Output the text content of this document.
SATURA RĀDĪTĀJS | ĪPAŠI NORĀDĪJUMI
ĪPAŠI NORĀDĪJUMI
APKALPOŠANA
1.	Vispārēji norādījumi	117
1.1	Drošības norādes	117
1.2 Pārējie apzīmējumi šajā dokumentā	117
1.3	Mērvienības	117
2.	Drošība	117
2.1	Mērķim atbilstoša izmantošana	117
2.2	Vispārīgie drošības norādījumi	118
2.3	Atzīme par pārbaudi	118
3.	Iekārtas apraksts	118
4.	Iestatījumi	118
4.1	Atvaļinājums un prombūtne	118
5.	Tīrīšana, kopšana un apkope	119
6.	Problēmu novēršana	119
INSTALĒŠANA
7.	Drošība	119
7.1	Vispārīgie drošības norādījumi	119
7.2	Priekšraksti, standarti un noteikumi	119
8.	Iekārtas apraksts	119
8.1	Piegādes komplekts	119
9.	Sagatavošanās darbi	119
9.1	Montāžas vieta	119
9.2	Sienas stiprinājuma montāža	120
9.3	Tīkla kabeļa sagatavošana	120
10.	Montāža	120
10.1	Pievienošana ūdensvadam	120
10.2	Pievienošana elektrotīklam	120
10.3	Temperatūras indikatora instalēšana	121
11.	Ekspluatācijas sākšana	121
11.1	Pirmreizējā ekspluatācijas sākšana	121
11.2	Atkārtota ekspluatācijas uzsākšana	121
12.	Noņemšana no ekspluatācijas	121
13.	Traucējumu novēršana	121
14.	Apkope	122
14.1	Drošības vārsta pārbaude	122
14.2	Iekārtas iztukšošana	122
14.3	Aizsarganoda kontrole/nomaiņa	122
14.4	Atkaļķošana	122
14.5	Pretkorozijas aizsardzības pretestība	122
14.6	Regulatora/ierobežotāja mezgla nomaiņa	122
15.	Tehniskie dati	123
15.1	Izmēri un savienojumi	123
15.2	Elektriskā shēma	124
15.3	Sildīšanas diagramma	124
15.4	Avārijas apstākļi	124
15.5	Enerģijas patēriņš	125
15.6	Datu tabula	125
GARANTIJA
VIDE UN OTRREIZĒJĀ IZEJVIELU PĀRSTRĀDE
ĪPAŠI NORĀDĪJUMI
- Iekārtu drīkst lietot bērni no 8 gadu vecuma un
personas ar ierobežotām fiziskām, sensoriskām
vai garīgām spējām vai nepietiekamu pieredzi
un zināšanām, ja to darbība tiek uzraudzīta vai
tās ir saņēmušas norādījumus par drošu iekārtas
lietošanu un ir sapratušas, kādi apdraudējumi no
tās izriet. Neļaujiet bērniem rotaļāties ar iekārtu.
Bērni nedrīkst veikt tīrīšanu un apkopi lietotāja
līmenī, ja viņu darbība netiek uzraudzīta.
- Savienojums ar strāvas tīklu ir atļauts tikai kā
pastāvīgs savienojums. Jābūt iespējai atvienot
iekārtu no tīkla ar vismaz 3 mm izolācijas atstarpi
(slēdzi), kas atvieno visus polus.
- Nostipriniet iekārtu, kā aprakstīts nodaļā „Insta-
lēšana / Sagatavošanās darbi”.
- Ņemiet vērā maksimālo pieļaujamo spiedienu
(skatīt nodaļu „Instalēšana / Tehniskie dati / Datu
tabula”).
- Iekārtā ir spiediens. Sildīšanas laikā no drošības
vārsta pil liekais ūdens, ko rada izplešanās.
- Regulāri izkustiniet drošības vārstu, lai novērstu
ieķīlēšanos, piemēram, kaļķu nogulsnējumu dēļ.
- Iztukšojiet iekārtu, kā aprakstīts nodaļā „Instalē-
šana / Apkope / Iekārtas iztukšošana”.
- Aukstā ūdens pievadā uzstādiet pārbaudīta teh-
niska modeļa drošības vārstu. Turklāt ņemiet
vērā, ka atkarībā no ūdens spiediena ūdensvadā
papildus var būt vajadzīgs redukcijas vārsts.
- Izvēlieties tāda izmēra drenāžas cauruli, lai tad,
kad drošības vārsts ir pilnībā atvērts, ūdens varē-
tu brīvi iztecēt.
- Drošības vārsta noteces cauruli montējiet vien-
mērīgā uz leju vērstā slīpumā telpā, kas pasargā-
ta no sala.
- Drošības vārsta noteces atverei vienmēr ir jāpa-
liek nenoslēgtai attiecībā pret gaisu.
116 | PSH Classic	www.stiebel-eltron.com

==

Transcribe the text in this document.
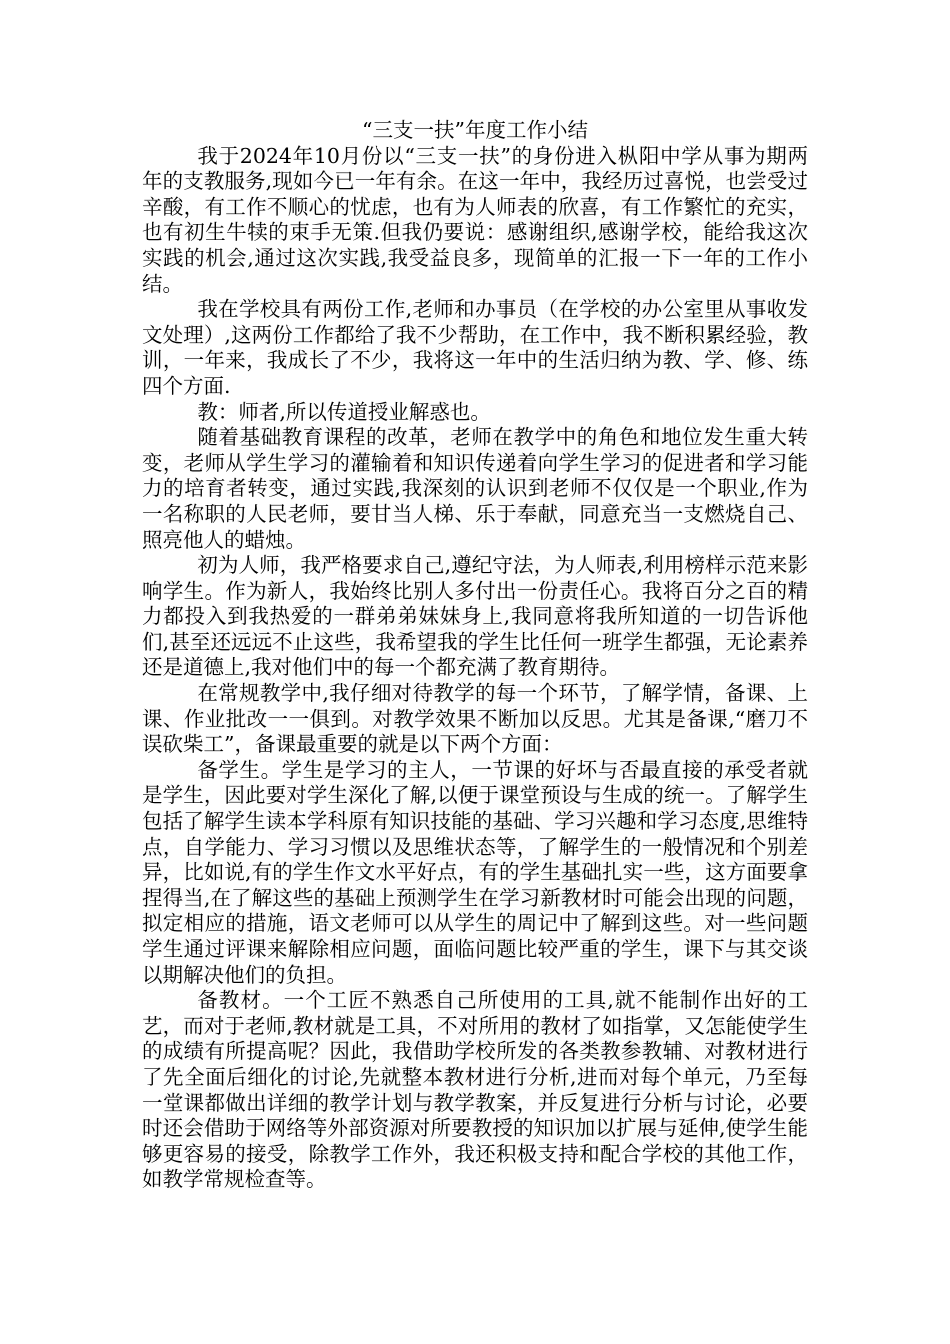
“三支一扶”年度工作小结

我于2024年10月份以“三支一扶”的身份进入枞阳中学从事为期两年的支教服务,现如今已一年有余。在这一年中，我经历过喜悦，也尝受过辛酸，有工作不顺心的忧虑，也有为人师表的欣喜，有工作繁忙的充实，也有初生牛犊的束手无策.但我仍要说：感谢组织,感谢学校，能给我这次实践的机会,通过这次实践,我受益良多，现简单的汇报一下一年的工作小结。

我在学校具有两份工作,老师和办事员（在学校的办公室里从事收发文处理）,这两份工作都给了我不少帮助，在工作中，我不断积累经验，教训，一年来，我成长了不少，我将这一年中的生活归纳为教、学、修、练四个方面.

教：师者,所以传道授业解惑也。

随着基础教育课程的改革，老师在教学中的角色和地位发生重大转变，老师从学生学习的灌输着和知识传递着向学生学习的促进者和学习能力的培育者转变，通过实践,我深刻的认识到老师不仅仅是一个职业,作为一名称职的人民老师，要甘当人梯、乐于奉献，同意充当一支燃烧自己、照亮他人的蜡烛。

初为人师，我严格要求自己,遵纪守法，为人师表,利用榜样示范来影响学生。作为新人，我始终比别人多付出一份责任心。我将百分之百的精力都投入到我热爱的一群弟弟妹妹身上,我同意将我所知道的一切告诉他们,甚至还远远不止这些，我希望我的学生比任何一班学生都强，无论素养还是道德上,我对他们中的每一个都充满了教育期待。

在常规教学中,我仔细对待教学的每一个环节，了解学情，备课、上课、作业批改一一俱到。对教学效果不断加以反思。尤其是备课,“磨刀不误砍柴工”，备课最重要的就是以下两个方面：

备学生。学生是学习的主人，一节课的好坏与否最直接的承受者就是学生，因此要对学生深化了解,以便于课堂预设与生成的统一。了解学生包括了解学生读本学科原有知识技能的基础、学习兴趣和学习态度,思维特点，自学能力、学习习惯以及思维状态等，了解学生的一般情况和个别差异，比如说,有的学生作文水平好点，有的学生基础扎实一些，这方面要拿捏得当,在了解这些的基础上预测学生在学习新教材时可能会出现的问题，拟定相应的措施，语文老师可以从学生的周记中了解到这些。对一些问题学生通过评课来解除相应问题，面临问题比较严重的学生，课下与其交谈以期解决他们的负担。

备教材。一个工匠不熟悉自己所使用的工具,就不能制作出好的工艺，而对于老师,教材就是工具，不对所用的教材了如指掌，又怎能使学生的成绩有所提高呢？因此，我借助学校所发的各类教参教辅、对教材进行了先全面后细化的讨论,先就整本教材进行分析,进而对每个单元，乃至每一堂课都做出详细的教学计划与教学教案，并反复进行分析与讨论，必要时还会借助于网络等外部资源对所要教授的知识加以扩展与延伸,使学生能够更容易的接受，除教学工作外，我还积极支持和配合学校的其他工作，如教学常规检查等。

--

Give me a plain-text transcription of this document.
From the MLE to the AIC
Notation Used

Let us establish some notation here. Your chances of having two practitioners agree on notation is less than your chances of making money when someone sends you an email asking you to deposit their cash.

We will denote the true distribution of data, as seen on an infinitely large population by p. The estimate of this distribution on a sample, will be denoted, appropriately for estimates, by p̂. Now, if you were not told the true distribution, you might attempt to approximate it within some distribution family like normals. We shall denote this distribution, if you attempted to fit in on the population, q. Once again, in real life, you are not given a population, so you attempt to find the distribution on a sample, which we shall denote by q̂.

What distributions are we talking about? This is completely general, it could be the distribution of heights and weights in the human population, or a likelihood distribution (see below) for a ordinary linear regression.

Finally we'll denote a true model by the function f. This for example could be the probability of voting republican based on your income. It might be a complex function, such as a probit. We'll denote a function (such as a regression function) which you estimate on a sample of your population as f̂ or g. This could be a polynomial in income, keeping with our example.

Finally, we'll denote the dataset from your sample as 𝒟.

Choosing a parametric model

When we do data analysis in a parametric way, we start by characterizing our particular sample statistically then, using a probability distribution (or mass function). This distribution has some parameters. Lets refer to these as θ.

> [Work to complete]
Count how many lines in the data above hold the string "三支一扶", and give the number with no other words.

> [Solution for this problem]
2